Stored data

>> begin

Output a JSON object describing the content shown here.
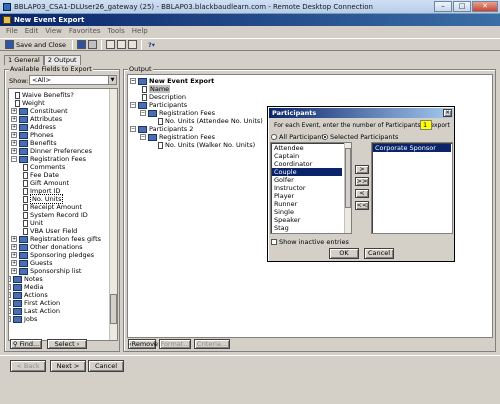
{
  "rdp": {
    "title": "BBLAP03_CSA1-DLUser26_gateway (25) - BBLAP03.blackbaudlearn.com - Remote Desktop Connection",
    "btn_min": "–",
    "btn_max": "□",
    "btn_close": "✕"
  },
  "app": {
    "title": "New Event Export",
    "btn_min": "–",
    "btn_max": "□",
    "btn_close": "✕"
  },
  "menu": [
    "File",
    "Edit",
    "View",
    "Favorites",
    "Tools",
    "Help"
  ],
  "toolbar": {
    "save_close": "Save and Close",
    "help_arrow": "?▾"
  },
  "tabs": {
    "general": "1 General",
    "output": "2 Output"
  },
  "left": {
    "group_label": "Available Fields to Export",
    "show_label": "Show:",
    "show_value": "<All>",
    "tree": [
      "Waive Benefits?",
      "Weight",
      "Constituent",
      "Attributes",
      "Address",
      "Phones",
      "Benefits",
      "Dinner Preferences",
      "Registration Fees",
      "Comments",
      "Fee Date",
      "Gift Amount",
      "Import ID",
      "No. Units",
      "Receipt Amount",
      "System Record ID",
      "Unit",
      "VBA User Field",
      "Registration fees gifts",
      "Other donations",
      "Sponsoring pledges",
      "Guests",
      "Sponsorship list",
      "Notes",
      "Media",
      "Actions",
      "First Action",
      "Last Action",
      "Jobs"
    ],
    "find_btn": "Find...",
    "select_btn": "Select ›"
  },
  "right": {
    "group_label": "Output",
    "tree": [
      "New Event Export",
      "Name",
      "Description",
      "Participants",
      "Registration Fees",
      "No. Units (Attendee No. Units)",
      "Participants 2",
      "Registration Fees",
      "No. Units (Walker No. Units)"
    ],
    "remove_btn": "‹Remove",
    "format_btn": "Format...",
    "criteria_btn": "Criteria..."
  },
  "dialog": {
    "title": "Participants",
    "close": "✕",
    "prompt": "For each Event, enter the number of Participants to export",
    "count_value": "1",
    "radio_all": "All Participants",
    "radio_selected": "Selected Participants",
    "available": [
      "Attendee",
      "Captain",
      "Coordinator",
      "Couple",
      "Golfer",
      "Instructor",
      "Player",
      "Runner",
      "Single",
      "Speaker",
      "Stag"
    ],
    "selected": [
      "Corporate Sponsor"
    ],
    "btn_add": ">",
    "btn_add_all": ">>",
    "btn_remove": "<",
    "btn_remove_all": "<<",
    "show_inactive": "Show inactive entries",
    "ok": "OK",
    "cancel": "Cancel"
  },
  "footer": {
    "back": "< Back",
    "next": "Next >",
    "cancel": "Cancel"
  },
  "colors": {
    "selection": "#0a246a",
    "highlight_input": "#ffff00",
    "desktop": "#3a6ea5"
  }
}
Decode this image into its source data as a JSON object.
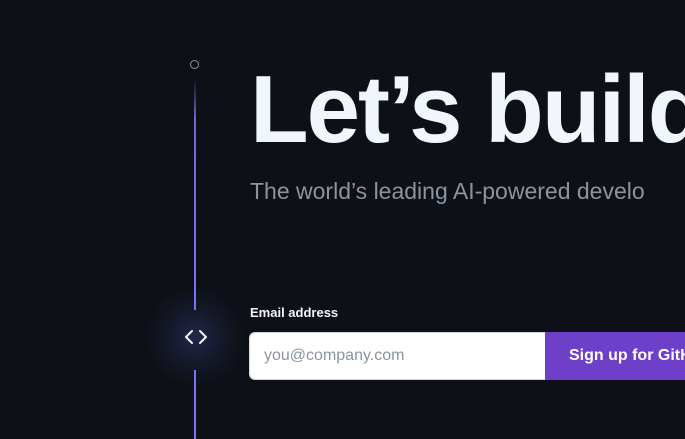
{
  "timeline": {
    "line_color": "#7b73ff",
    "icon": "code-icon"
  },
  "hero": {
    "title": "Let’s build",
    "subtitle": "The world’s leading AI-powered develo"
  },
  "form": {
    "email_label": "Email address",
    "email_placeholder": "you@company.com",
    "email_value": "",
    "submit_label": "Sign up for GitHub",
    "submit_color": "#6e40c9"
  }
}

>> end

## Task directions
Your task is to repeat the data above exactly while excluding the pictures.

## Task output
Output a JSON object describing the content shown here.
{
  "rdp": {
    "title": "BBLAP03_CSA1-DLUser26_gateway (25) - BBLAP03.blackbaudlearn.com - Remote Desktop Connection",
    "btn_min": "–",
    "btn_max": "□",
    "btn_close": "✕"
  },
  "app": {
    "title": "New Event Export",
    "btn_min": "–",
    "btn_max": "□",
    "btn_close": "✕"
  },
  "menu": [
    "File",
    "Edit",
    "View",
    "Favorites",
    "Tools",
    "Help"
  ],
  "toolbar": {
    "save_close": "Save and Close",
    "help_arrow": "?▾"
  },
  "tabs": {
    "general": "1 General",
    "output": "2 Output"
  },
  "left": {
    "group_label": "Available Fields to Export",
    "show_label": "Show:",
    "show_value": "<All>",
    "tree": [
      "Waive Benefits?",
      "Weight",
      "Constituent",
      "Attributes",
      "Address",
      "Phones",
      "Benefits",
      "Dinner Preferences",
      "Registration Fees",
      "Comments",
      "Fee Date",
      "Gift Amount",
      "Import ID",
      "No. Units",
      "Receipt Amount",
      "System Record ID",
      "Unit",
      "VBA User Field",
      "Registration fees gifts",
      "Other donations",
      "Sponsoring pledges",
      "Guests",
      "Sponsorship list",
      "Notes",
      "Media",
      "Actions",
      "First Action",
      "Last Action",
      "Jobs"
    ],
    "find_btn": "Find...",
    "select_btn": "Select ›"
  },
  "right": {
    "group_label": "Output",
    "tree": [
      "New Event Export",
      "Name",
      "Description",
      "Participants",
      "Registration Fees",
      "No. Units (Attendee No. Units)",
      "Participants 2",
      "Registration Fees",
      "No. Units (Walker No. Units)"
    ],
    "remove_btn": "‹Remove",
    "format_btn": "Format...",
    "criteria_btn": "Criteria..."
  },
  "dialog": {
    "title": "Participants",
    "close": "✕",
    "prompt": "For each Event, enter the number of Participants to export",
    "count_value": "1",
    "radio_all": "All Participants",
    "radio_selected": "Selected Participants",
    "available": [
      "Attendee",
      "Captain",
      "Coordinator",
      "Couple",
      "Golfer",
      "Instructor",
      "Player",
      "Runner",
      "Single",
      "Speaker",
      "Stag"
    ],
    "selected": [
      "Corporate Sponsor"
    ],
    "btn_add": ">",
    "btn_add_all": ">>",
    "btn_remove": "<",
    "btn_remove_all": "<<",
    "show_inactive": "Show inactive entries",
    "ok": "OK",
    "cancel": "Cancel"
  },
  "footer": {
    "back": "< Back",
    "next": "Next >",
    "cancel": "Cancel"
  },
  "colors": {
    "selection": "#0a246a",
    "highlight_input": "#ffff00",
    "desktop": "#3a6ea5"
  }
}
Decode this image into its source data as a JSON object.
{
  "timeline": {
    "line_color": "#7b73ff",
    "icon": "code-icon"
  },
  "hero": {
    "title": "Let’s build",
    "subtitle": "The world’s leading AI-powered develo"
  },
  "form": {
    "email_label": "Email address",
    "email_placeholder": "you@company.com",
    "email_value": "",
    "submit_label": "Sign up for GitHub",
    "submit_color": "#6e40c9"
  }
}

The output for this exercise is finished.